REQUIRED TASKS:
(a) Could you output the passage of the Azure post starting at "Within this construction" and ending at "a specific department.", copied word for word?
(b) Which Azure components does the Azure post define in its "My 2 cents" list? Name each one.
(c) Can you write the next part of the Azure post, picking up after its last sentence?

TEXT FOR ANALYSIS:
I see subscriptions with the same name connected to multiple directories. That is not possible. Comparing it to a company and shelves is to simplified. I won't recommend using an Azure AD for every subsidiary, unless this a requirement for seperated administrative purposes. It's more convenient to add the different custom domain for those sub-companies to the same Azure AD.
My 2 cents:
Azure Account: Your overall account to start you Azure journey. Also your billing account
Azure AD: Your directory for authentication and authorization
Azure Subscription: The container where your created resources are created. Billing is per subscription
(multiple subscription can have the same Azure AD). You can also set specific Azure policies on subscription level.
Azure Resource Groups: A logical group of resources belonging to the same application environment and lifecycle.
Within this construction you can seperate access to resource groups for departments by using clear RBAC roles.
Using multiple subscriptions can be convenient for administrative/billing use, or for example sandbox and test vs production environment. I don't recommend a subscription per department except when for example developers having their separate subscriptions. But then it's still rather based on usage than on a specific department.

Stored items
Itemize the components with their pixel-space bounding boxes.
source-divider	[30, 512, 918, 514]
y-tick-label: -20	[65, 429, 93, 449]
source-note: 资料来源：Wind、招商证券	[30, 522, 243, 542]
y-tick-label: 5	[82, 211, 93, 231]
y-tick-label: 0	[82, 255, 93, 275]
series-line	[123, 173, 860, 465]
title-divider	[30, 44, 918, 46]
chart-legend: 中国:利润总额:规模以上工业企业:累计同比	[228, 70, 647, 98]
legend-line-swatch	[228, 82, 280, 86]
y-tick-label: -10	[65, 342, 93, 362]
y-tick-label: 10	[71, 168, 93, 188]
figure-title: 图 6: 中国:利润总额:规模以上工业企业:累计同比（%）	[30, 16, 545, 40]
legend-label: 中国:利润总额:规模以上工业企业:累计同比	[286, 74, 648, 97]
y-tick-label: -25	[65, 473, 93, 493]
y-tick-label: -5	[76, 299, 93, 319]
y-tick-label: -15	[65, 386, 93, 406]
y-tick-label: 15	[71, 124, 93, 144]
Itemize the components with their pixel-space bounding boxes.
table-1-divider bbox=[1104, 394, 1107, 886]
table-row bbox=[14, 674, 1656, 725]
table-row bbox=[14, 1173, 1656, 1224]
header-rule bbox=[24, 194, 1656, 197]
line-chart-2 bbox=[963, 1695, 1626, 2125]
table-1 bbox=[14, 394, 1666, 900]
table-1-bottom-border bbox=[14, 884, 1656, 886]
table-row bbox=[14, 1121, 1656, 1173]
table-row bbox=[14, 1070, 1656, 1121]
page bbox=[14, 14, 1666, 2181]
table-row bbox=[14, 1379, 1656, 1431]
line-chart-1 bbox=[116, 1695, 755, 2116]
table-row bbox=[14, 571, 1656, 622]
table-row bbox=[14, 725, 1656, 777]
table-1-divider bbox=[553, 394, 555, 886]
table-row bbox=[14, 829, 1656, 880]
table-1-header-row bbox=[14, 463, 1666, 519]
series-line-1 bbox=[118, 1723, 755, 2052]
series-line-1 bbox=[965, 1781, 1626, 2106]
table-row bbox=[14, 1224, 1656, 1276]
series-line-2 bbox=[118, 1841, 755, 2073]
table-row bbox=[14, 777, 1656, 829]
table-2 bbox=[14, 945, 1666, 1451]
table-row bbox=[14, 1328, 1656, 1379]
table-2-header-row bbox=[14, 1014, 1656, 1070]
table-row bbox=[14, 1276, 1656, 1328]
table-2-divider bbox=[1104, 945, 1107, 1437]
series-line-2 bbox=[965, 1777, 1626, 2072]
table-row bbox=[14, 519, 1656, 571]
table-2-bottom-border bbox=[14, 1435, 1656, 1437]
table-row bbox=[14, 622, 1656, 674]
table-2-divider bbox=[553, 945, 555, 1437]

ANSWERS IN ORDER:
(a)
Within this construction you can seperate access to resource groups for departments by using clear RBAC roles.
Using multiple subscriptions can be convenient for administrative/billing use, or for example sandbox and test vs production environment. I don't recommend a subscription per department except when for example developers having their separate subscriptions. But then it's still rather based on usage than on a specific department.

(b)
Azure Account
Azure AD
Azure Subscription
Azure Resource Groups

(c)
Jun 02 2020 02:43 AM
Hi @jahongir abdurahmonov
An Azure subscription is a logical container used to provision resources in Azure. It holds the details of all your resources like virtual machines (VMs), databases, and more. When you create an Azure resource like a VM, you identify the subscription it belongs to. As you use the VM, the usage of the VM is aggregated and billed monthly.
For more details check this out: https://docs.microsoft.com/en-us/learn/modules/create-an-azure-account/4-multiple-subscriptions
Jun 24 2020 12:33 AM
HI, could you please clarify, if I have 3 Subscriptions, and when I create a new resource, can I have this resource to more than one Subscirptions or it must be only to one.
thanks
Jun 24 2020 03:36 AM
Only one subscription...
The hierarchy of Azure goes like this:
Tenancy -> Subscription -> Resource Group -> Resource.
From left to right, it's a one to multiple relationship:
One tenancy can have multiple subscriptions, but a subscription can only belong to one tenancy.
One Subscription can have multiple Resource Groups, but a Resource Group can only belong to one Subscription.
And one Resource Group can have multiple Resources, but a Resource can only belong to one Subscription.
Hope that makes sense,
Stephane
Jul 19 2020 04:19 AM
Oct 21 2020 09:19 PM
@Stephane Budo One horrible discovery I've made recently is that the tenant Global Admin can be locked out of a Subscription that it created. We have an AAD in a hybrid mode not that that it is germane to this conversation. It turns out if the IAM Role on the Subscription is modified and the Global Admin is removed from the "Global Admin" Role you lose access to the Subscription. This was maddening to discover and it undermines my trust in the entire architecture in Azure.
This is obscene that the highest level of authority over a tenant can be locked-out of any Subscription simply by removing the Role from their identity.
Oct 21 2020 10:21 PM
Hi @rocketman2200 ,
I believe you can overwrite this from the Azure Active Directory properties by enabling the "Global Admin have access to all subscriptions" setting.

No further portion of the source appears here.